Return the material word for word. Do not include pictures.

**Input data**
++++++++
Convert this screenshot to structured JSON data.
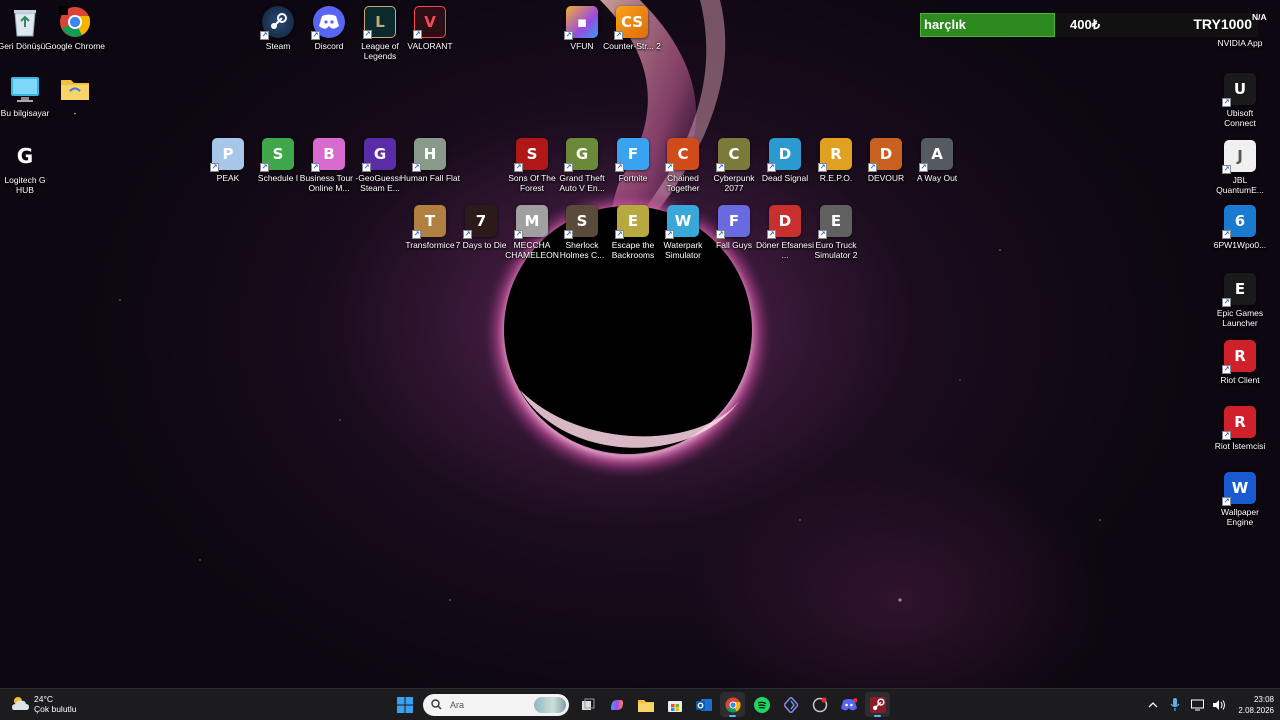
{
  "desktop": {
    "left_column": [
      {
        "label": "Geri Dönüşü...",
        "icon": "recycle-bin-icon"
      },
      {
        "label": "Google Chrome",
        "icon": "chrome-icon"
      },
      {
        "label": "Bu bilgisayar",
        "icon": "this-pc-icon"
      },
      {
        "label": "-",
        "icon": "folder-icon"
      },
      {
        "label": "Logitech G HUB",
        "icon": "logitech-g-icon"
      }
    ],
    "top_row": [
      {
        "label": "Steam",
        "icon": "steam-icon"
      },
      {
        "label": "Discord",
        "icon": "discord-icon"
      },
      {
        "label": "League of Legends",
        "icon": "league-of-legends-icon"
      },
      {
        "label": "VALORANT",
        "icon": "valorant-icon"
      },
      {
        "label": "VFUN",
        "icon": "vfun-icon"
      },
      {
        "label": "Counter-Str... 2",
        "icon": "counter-strike-icon"
      }
    ],
    "row1": [
      {
        "label": "PEAK",
        "icon": "peak-icon",
        "color": "#a7c7e8"
      },
      {
        "label": "Schedule I",
        "icon": "schedule-i-icon",
        "color": "#3fa64a"
      },
      {
        "label": "Business Tour - Online M...",
        "icon": "business-tour-icon",
        "color": "#d86ad0"
      },
      {
        "label": "GeoGuessr Steam E...",
        "icon": "geoguessr-icon",
        "color": "#5b2ca8"
      },
      {
        "label": "Human Fall Flat",
        "icon": "human-fall-flat-icon",
        "color": "#8a9a8a"
      },
      {
        "label": "Sons Of The Forest",
        "icon": "sons-of-the-forest-icon",
        "color": "#b01818"
      },
      {
        "label": "Grand Theft Auto V En...",
        "icon": "gta-v-icon",
        "color": "#6a8a3a"
      },
      {
        "label": "Fortnite",
        "icon": "fortnite-icon",
        "color": "#3aa3f0"
      },
      {
        "label": "Chained Together",
        "icon": "chained-together-icon",
        "color": "#d04a1a"
      },
      {
        "label": "Cyberpunk 2077",
        "icon": "cyberpunk-icon",
        "color": "#7a7a3a"
      },
      {
        "label": "Dead Signal",
        "icon": "dead-signal-icon",
        "color": "#2a9ad0"
      },
      {
        "label": "R.E.P.O.",
        "icon": "repo-icon",
        "color": "#e0a020"
      },
      {
        "label": "DEVOUR",
        "icon": "devour-icon",
        "color": "#c86020"
      },
      {
        "label": "A Way Out",
        "icon": "a-way-out-icon",
        "color": "#555a60"
      }
    ],
    "row2": [
      {
        "label": "Transformice",
        "icon": "transformice-icon",
        "color": "#b08040"
      },
      {
        "label": "7 Days to Die",
        "icon": "7-days-to-die-icon",
        "color": "#2a1a1a"
      },
      {
        "label": "MECCHA CHAMELEON",
        "icon": "meccha-chameleon-icon",
        "color": "#a0a0a0"
      },
      {
        "label": "Sherlock Holmes C...",
        "icon": "sherlock-holmes-icon",
        "color": "#5a4a3a"
      },
      {
        "label": "Escape the Backrooms",
        "icon": "escape-the-backrooms-icon",
        "color": "#b8a840"
      },
      {
        "label": "Waterpark Simulator",
        "icon": "waterpark-simulator-icon",
        "color": "#38a8d8"
      },
      {
        "label": "Fall Guys",
        "icon": "fall-guys-icon",
        "color": "#6a6ae0"
      },
      {
        "label": "Döner Efsanesi ...",
        "icon": "doner-efsanesi-icon",
        "color": "#c83030"
      },
      {
        "label": "Euro Truck Simulator 2",
        "icon": "euro-truck-simulator-icon",
        "color": "#606060"
      }
    ],
    "right_column": [
      {
        "label": "NVIDIA App",
        "icon": "nvidia-icon"
      },
      {
        "label": "Ubisoft Connect",
        "icon": "ubisoft-icon"
      },
      {
        "label": "JBL QuantumE...",
        "icon": "jbl-icon"
      },
      {
        "label": "6PW1Wpo0...",
        "icon": "edge-icon"
      },
      {
        "label": "Epic Games Launcher",
        "icon": "epic-games-icon"
      },
      {
        "label": "Riot Client",
        "icon": "riot-client-icon"
      },
      {
        "label": "Riot İstemcisi",
        "icon": "riot-client-icon"
      },
      {
        "label": "Wallpaper Engine",
        "icon": "wallpaper-engine-icon"
      }
    ]
  },
  "overlay": {
    "title": "harçlık",
    "current": "400₺",
    "goal": "TRY1000",
    "progress": 0.4,
    "na": "N/A"
  },
  "taskbar": {
    "weather_temp": "24°C",
    "weather_desc": "Çok bulutlu",
    "search_placeholder": "Ara",
    "time": "23:08",
    "date": "2.08.2026",
    "pinned": [
      "start-icon",
      "search",
      "task-view-icon",
      "copilot-icon",
      "file-explorer-icon",
      "store-icon",
      "outlook-icon",
      "chrome-icon",
      "spotify-icon",
      "proton-vpn-icon",
      "app-icon",
      "discord-icon",
      "steam-icon"
    ]
  }
}
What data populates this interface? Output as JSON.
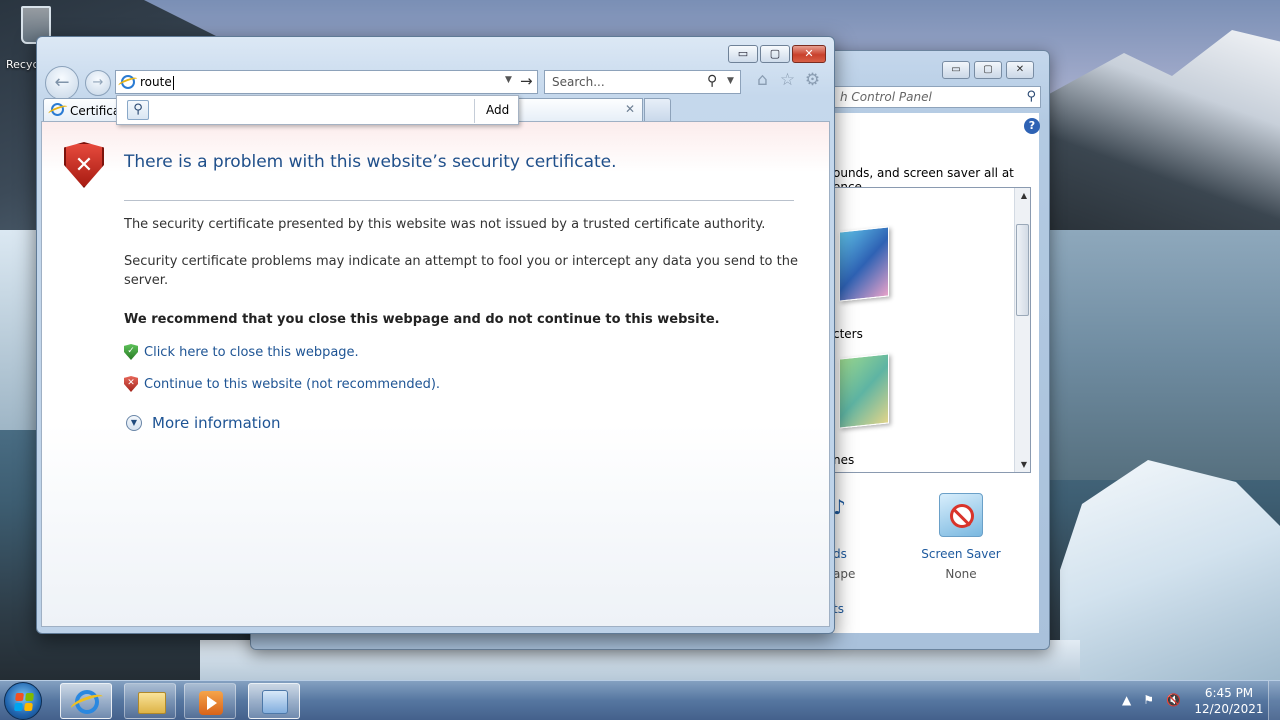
++++++++
**The completed task**
Convert this screenshot to structured JSON data.
{
  "desktop": {
    "left_column": [
      {
        "label": "Geri Dönüşü...",
        "icon": "recycle-bin-icon"
      },
      {
        "label": "Google Chrome",
        "icon": "chrome-icon"
      },
      {
        "label": "Bu bilgisayar",
        "icon": "this-pc-icon"
      },
      {
        "label": "-",
        "icon": "folder-icon"
      },
      {
        "label": "Logitech G HUB",
        "icon": "logitech-g-icon"
      }
    ],
    "top_row": [
      {
        "label": "Steam",
        "icon": "steam-icon"
      },
      {
        "label": "Discord",
        "icon": "discord-icon"
      },
      {
        "label": "League of Legends",
        "icon": "league-of-legends-icon"
      },
      {
        "label": "VALORANT",
        "icon": "valorant-icon"
      },
      {
        "label": "VFUN",
        "icon": "vfun-icon"
      },
      {
        "label": "Counter-Str... 2",
        "icon": "counter-strike-icon"
      }
    ],
    "row1": [
      {
        "label": "PEAK",
        "icon": "peak-icon",
        "color": "#a7c7e8"
      },
      {
        "label": "Schedule I",
        "icon": "schedule-i-icon",
        "color": "#3fa64a"
      },
      {
        "label": "Business Tour - Online M...",
        "icon": "business-tour-icon",
        "color": "#d86ad0"
      },
      {
        "label": "GeoGuessr Steam E...",
        "icon": "geoguessr-icon",
        "color": "#5b2ca8"
      },
      {
        "label": "Human Fall Flat",
        "icon": "human-fall-flat-icon",
        "color": "#8a9a8a"
      },
      {
        "label": "Sons Of The Forest",
        "icon": "sons-of-the-forest-icon",
        "color": "#b01818"
      },
      {
        "label": "Grand Theft Auto V En...",
        "icon": "gta-v-icon",
        "color": "#6a8a3a"
      },
      {
        "label": "Fortnite",
        "icon": "fortnite-icon",
        "color": "#3aa3f0"
      },
      {
        "label": "Chained Together",
        "icon": "chained-together-icon",
        "color": "#d04a1a"
      },
      {
        "label": "Cyberpunk 2077",
        "icon": "cyberpunk-icon",
        "color": "#7a7a3a"
      },
      {
        "label": "Dead Signal",
        "icon": "dead-signal-icon",
        "color": "#2a9ad0"
      },
      {
        "label": "R.E.P.O.",
        "icon": "repo-icon",
        "color": "#e0a020"
      },
      {
        "label": "DEVOUR",
        "icon": "devour-icon",
        "color": "#c86020"
      },
      {
        "label": "A Way Out",
        "icon": "a-way-out-icon",
        "color": "#555a60"
      }
    ],
    "row2": [
      {
        "label": "Transformice",
        "icon": "transformice-icon",
        "color": "#b08040"
      },
      {
        "label": "7 Days to Die",
        "icon": "7-days-to-die-icon",
        "color": "#2a1a1a"
      },
      {
        "label": "MECCHA CHAMELEON",
        "icon": "meccha-chameleon-icon",
        "color": "#a0a0a0"
      },
      {
        "label": "Sherlock Holmes C...",
        "icon": "sherlock-holmes-icon",
        "color": "#5a4a3a"
      },
      {
        "label": "Escape the Backrooms",
        "icon": "escape-the-backrooms-icon",
        "color": "#b8a840"
      },
      {
        "label": "Waterpark Simulator",
        "icon": "waterpark-simulator-icon",
        "color": "#38a8d8"
      },
      {
        "label": "Fall Guys",
        "icon": "fall-guys-icon",
        "color": "#6a6ae0"
      },
      {
        "label": "Döner Efsanesi ...",
        "icon": "doner-efsanesi-icon",
        "color": "#c83030"
      },
      {
        "label": "Euro Truck Simulator 2",
        "icon": "euro-truck-simulator-icon",
        "color": "#606060"
      }
    ],
    "right_column": [
      {
        "label": "NVIDIA App",
        "icon": "nvidia-icon"
      },
      {
        "label": "Ubisoft Connect",
        "icon": "ubisoft-icon"
      },
      {
        "label": "JBL QuantumE...",
        "icon": "jbl-icon"
      },
      {
        "label": "6PW1Wpo0...",
        "icon": "edge-icon"
      },
      {
        "label": "Epic Games Launcher",
        "icon": "epic-games-icon"
      },
      {
        "label": "Riot Client",
        "icon": "riot-client-icon"
      },
      {
        "label": "Riot İstemcisi",
        "icon": "riot-client-icon"
      },
      {
        "label": "Wallpaper Engine",
        "icon": "wallpaper-engine-icon"
      }
    ]
  },
  "overlay": {
    "title": "harçlık",
    "current": "400₺",
    "goal": "TRY1000",
    "progress": 0.4,
    "na": "N/A"
  },
  "taskbar": {
    "weather_temp": "24°C",
    "weather_desc": "Çok bulutlu",
    "search_placeholder": "Ara",
    "time": "23:08",
    "date": "2.08.2026",
    "pinned": [
      "start-icon",
      "search",
      "task-view-icon",
      "copilot-icon",
      "file-explorer-icon",
      "store-icon",
      "outlook-icon",
      "chrome-icon",
      "spotify-icon",
      "proton-vpn-icon",
      "app-icon",
      "discord-icon",
      "steam-icon"
    ]
  }
}
What data populates this interface? Output as JSON.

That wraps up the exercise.